▶ **SET PROBLEM**:
Determine how many lines contain the string "gender". Respond with that number and nothing more.

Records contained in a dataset
##########

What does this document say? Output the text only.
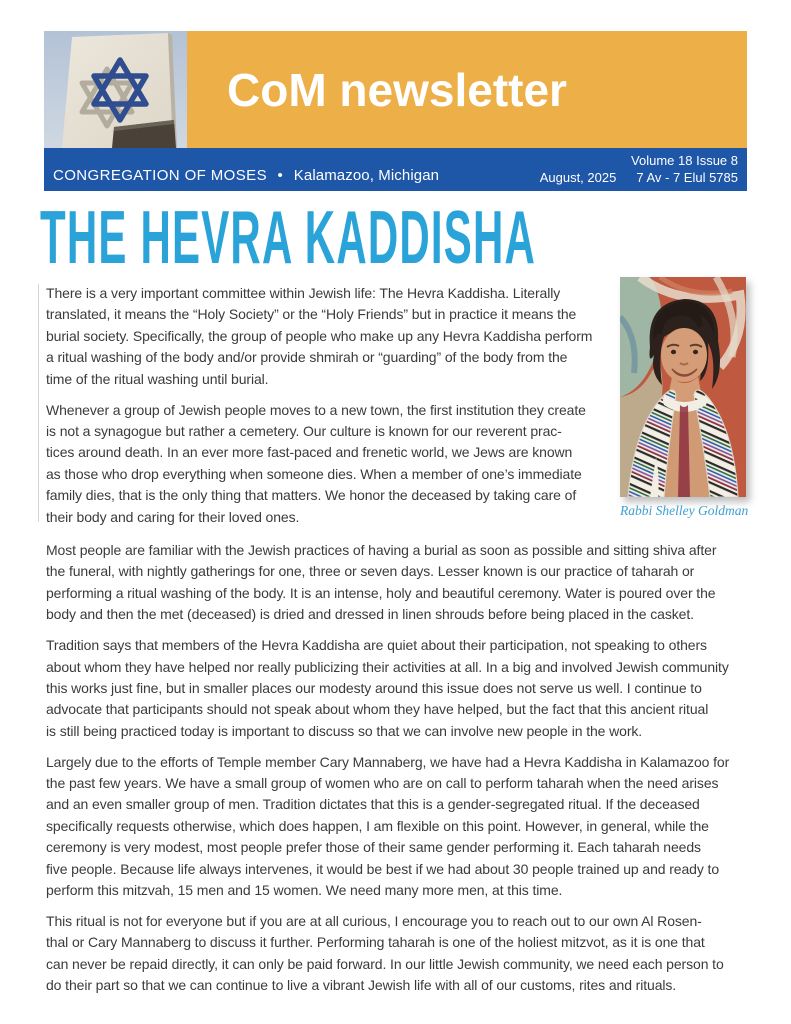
CoM newsletter
CONGREGATION OF MOSES • Kalamazoo, Michigan
Volume 18 Issue 8
August, 2025 7 Av - 7 Elul 5785
THE HEVRA KADDISHA

There is a very important committee within Jewish life: The Hevra Kaddisha. Literally
translated, it means the “Holy Society” or the “Holy Friends” but in practice it means the
burial society. Specifically, the group of people who make up any Hevra Kaddisha perform
a ritual washing of the body and/or provide shmirah or “guarding” of the body from the
time of the ritual washing until burial.

Whenever a group of Jewish people moves to a new town, the first institution they create
is not a synagogue but rather a cemetery. Our culture is known for our reverent prac-
tices around death. In an ever more fast-paced and frenetic world, we Jews are known
as those who drop everything when someone dies. When a member of one’s immediate
family dies, that is the only thing that matters. We honor the deceased by taking care of
their body and caring for their loved ones.

Most people are familiar with the Jewish practices of having a burial as soon as possible and sitting shiva after
the funeral, with nightly gatherings for one, three or seven days. Lesser known is our practice of taharah or
performing a ritual washing of the body. It is an intense, holy and beautiful ceremony. Water is poured over the
body and then the met (deceased) is dried and dressed in linen shrouds before being placed in the casket.

Tradition says that members of the Hevra Kaddisha are quiet about their participation, not speaking to others
about whom they have helped nor really publicizing their activities at all. In a big and involved Jewish community
this works just fine, but in smaller places our modesty around this issue does not serve us well. I continue to
advocate that participants should not speak about whom they have helped, but the fact that this ancient ritual
is still being practiced today is important to discuss so that we can involve new people in the work.

Largely due to the efforts of Temple member Cary Mannaberg, we have had a Hevra Kaddisha in Kalamazoo for
the past few years. We have a small group of women who are on call to perform taharah when the need arises
and an even smaller group of men. Tradition dictates that this is a gender-segregated ritual. If the deceased
specifically requests otherwise, which does happen, I am flexible on this point. However, in general, while the
ceremony is very modest, most people prefer those of their same gender performing it. Each taharah needs
five people. Because life always intervenes, it would be best if we had about 30 people trained up and ready to
perform this mitzvah, 15 men and 15 women. We need many more men, at this time.

This ritual is not for everyone but if you are at all curious, I encourage you to reach out to our own Al Rosen-
thal or Cary Mannaberg to discuss it further. Performing taharah is one of the holiest mitzvot, as it is one that
can never be repaid directly, it can only be paid forward. In our little Jewish community, we need each person to
do their part so that we can continue to live a vibrant Jewish life with all of our customs, rites and rituals.

Rabbi Shelley Goldman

##########

▶ **ANSWER TO THE EXERCISE**:
2